→ Problem statement: Reproduce the data from the line containing "legend-label: Twin (cas)" through the last line, including both ends. Do not change a single character.

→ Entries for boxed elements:
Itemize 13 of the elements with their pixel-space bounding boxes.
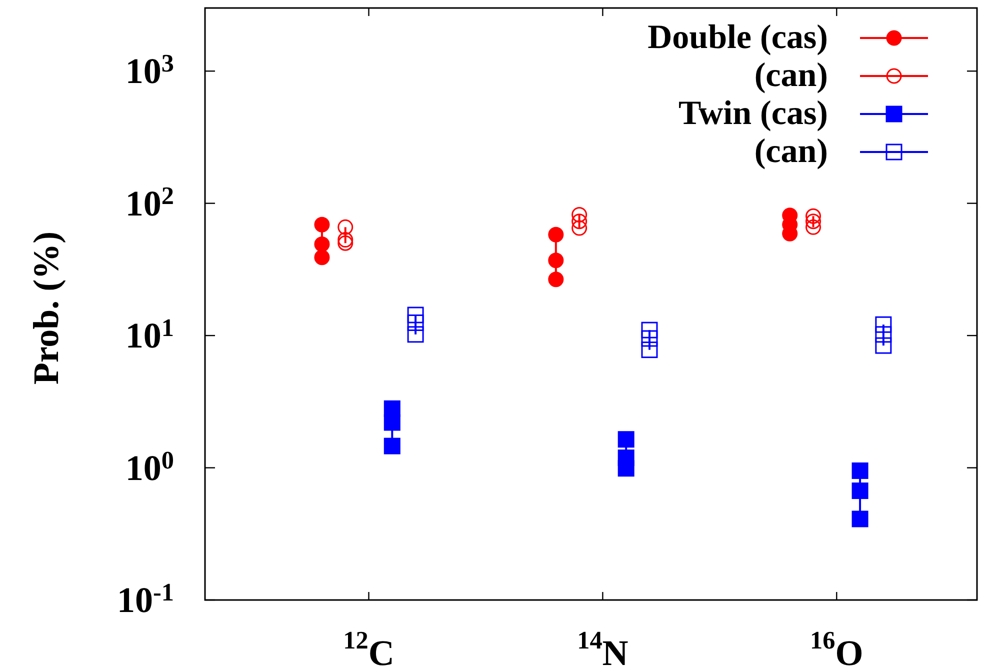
legend-label: Twin (cas) xyxy=(678,95,828,132)
legend-label: (can) xyxy=(754,57,828,94)
legend-label: Double (cas) xyxy=(648,19,828,56)
y-tick-label: 10$^{-1}$ xyxy=(117,580,174,620)
legend-label: (can) xyxy=(754,133,828,170)
x-tick-label: $^{14}$N xyxy=(577,628,628,668)
y-tick-label: 10$^{3}$ xyxy=(125,50,174,92)
y-tick-label: 10$^{0}$ xyxy=(125,447,174,488)
y-axis-title: Prob. (%) xyxy=(26,231,66,385)
y-tick-label: 10$^{2}$ xyxy=(125,182,174,224)
y-tick-label: 10$^{1}$ xyxy=(125,315,174,356)
x-tick-label: $^{12}$C xyxy=(343,628,394,668)
x-tick-label: $^{16}$O xyxy=(810,628,864,668)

→ In response:
legend-label: Twin (cas) xyxy=(678,95,828,132)
legend-label: (can) xyxy=(754,57,828,94)
legend-label: Double (cas) xyxy=(648,19,828,56)
y-tick-label: 10$^{-1}$ xyxy=(117,580,174,620)
legend-label: (can) xyxy=(754,133,828,170)
x-tick-label: $^{14}$N xyxy=(577,628,628,668)
y-tick-label: 10$^{3}$ xyxy=(125,50,174,92)
y-tick-label: 10$^{0}$ xyxy=(125,447,174,488)
y-axis-title: Prob. (%) xyxy=(26,231,66,385)
y-tick-label: 10$^{2}$ xyxy=(125,182,174,224)
y-tick-label: 10$^{1}$ xyxy=(125,315,174,356)
x-tick-label: $^{12}$C xyxy=(343,628,394,668)
x-tick-label: $^{16}$O xyxy=(810,628,864,668)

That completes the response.